DATASET ENTRIES:

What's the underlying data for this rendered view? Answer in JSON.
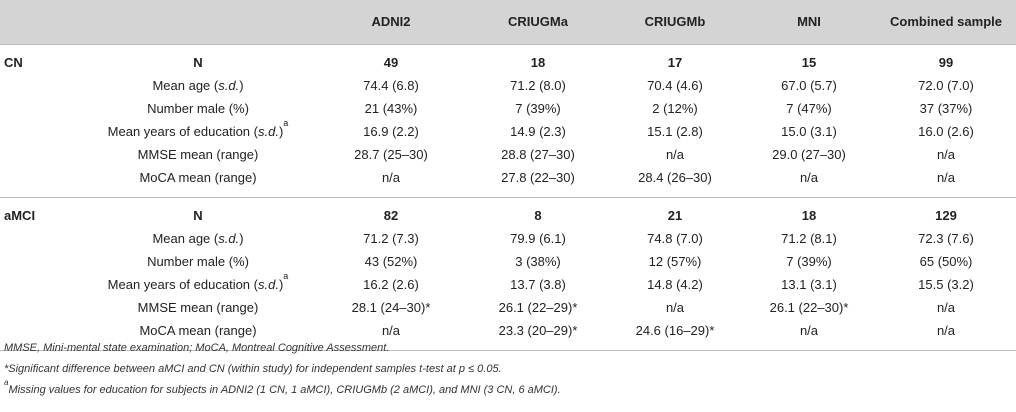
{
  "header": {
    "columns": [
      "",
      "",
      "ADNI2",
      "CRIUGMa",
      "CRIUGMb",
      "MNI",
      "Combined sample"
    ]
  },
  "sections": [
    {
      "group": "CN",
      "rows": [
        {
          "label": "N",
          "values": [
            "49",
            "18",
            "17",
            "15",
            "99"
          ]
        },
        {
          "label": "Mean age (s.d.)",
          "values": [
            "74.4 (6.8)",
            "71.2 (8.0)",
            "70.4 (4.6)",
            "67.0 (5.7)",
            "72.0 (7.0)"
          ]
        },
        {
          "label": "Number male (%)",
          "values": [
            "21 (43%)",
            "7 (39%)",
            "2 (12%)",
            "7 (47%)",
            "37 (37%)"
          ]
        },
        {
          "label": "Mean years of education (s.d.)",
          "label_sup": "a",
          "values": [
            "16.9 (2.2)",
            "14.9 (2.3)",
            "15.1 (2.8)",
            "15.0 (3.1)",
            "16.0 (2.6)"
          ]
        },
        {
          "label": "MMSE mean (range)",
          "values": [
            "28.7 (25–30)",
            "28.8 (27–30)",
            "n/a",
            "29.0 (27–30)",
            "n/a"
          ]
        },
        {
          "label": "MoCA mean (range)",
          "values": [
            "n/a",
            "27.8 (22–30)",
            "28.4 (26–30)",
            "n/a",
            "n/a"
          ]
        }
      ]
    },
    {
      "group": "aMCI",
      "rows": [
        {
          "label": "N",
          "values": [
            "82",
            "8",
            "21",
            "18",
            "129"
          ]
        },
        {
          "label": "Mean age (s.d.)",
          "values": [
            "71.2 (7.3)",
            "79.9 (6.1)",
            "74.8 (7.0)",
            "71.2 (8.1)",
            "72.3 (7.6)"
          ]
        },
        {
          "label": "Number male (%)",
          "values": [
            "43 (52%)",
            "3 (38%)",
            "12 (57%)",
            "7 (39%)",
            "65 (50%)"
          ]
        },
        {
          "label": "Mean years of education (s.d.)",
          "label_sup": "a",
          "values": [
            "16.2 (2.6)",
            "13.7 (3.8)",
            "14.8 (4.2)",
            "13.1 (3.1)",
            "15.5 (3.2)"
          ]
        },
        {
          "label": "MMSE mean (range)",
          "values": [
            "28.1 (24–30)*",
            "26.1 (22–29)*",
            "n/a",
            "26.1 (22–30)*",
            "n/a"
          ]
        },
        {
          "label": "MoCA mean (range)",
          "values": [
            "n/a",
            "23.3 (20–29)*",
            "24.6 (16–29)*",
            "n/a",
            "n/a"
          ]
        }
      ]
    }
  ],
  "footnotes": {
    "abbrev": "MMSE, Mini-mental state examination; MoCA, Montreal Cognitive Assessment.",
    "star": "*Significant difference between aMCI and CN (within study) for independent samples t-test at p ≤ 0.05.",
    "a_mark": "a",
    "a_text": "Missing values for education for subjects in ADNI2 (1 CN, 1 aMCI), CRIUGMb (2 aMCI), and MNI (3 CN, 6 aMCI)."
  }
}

GIVEN PROBLEM:
Please repeat the entries exactly. Do not include the pictures.

REPLY TO THE TASK:
What's the underlying data for this rendered view? Answer in JSON.
{
  "header": {
    "columns": [
      "",
      "",
      "ADNI2",
      "CRIUGMa",
      "CRIUGMb",
      "MNI",
      "Combined sample"
    ]
  },
  "sections": [
    {
      "group": "CN",
      "rows": [
        {
          "label": "N",
          "values": [
            "49",
            "18",
            "17",
            "15",
            "99"
          ]
        },
        {
          "label": "Mean age (s.d.)",
          "values": [
            "74.4 (6.8)",
            "71.2 (8.0)",
            "70.4 (4.6)",
            "67.0 (5.7)",
            "72.0 (7.0)"
          ]
        },
        {
          "label": "Number male (%)",
          "values": [
            "21 (43%)",
            "7 (39%)",
            "2 (12%)",
            "7 (47%)",
            "37 (37%)"
          ]
        },
        {
          "label": "Mean years of education (s.d.)",
          "label_sup": "a",
          "values": [
            "16.9 (2.2)",
            "14.9 (2.3)",
            "15.1 (2.8)",
            "15.0 (3.1)",
            "16.0 (2.6)"
          ]
        },
        {
          "label": "MMSE mean (range)",
          "values": [
            "28.7 (25–30)",
            "28.8 (27–30)",
            "n/a",
            "29.0 (27–30)",
            "n/a"
          ]
        },
        {
          "label": "MoCA mean (range)",
          "values": [
            "n/a",
            "27.8 (22–30)",
            "28.4 (26–30)",
            "n/a",
            "n/a"
          ]
        }
      ]
    },
    {
      "group": "aMCI",
      "rows": [
        {
          "label": "N",
          "values": [
            "82",
            "8",
            "21",
            "18",
            "129"
          ]
        },
        {
          "label": "Mean age (s.d.)",
          "values": [
            "71.2 (7.3)",
            "79.9 (6.1)",
            "74.8 (7.0)",
            "71.2 (8.1)",
            "72.3 (7.6)"
          ]
        },
        {
          "label": "Number male (%)",
          "values": [
            "43 (52%)",
            "3 (38%)",
            "12 (57%)",
            "7 (39%)",
            "65 (50%)"
          ]
        },
        {
          "label": "Mean years of education (s.d.)",
          "label_sup": "a",
          "values": [
            "16.2 (2.6)",
            "13.7 (3.8)",
            "14.8 (4.2)",
            "13.1 (3.1)",
            "15.5 (3.2)"
          ]
        },
        {
          "label": "MMSE mean (range)",
          "values": [
            "28.1 (24–30)*",
            "26.1 (22–29)*",
            "n/a",
            "26.1 (22–30)*",
            "n/a"
          ]
        },
        {
          "label": "MoCA mean (range)",
          "values": [
            "n/a",
            "23.3 (20–29)*",
            "24.6 (16–29)*",
            "n/a",
            "n/a"
          ]
        }
      ]
    }
  ],
  "footnotes": {
    "abbrev": "MMSE, Mini-mental state examination; MoCA, Montreal Cognitive Assessment.",
    "star": "*Significant difference between aMCI and CN (within study) for independent samples t-test at p ≤ 0.05.",
    "a_mark": "a",
    "a_text": "Missing values for education for subjects in ADNI2 (1 CN, 1 aMCI), CRIUGMb (2 aMCI), and MNI (3 CN, 6 aMCI)."
  }
}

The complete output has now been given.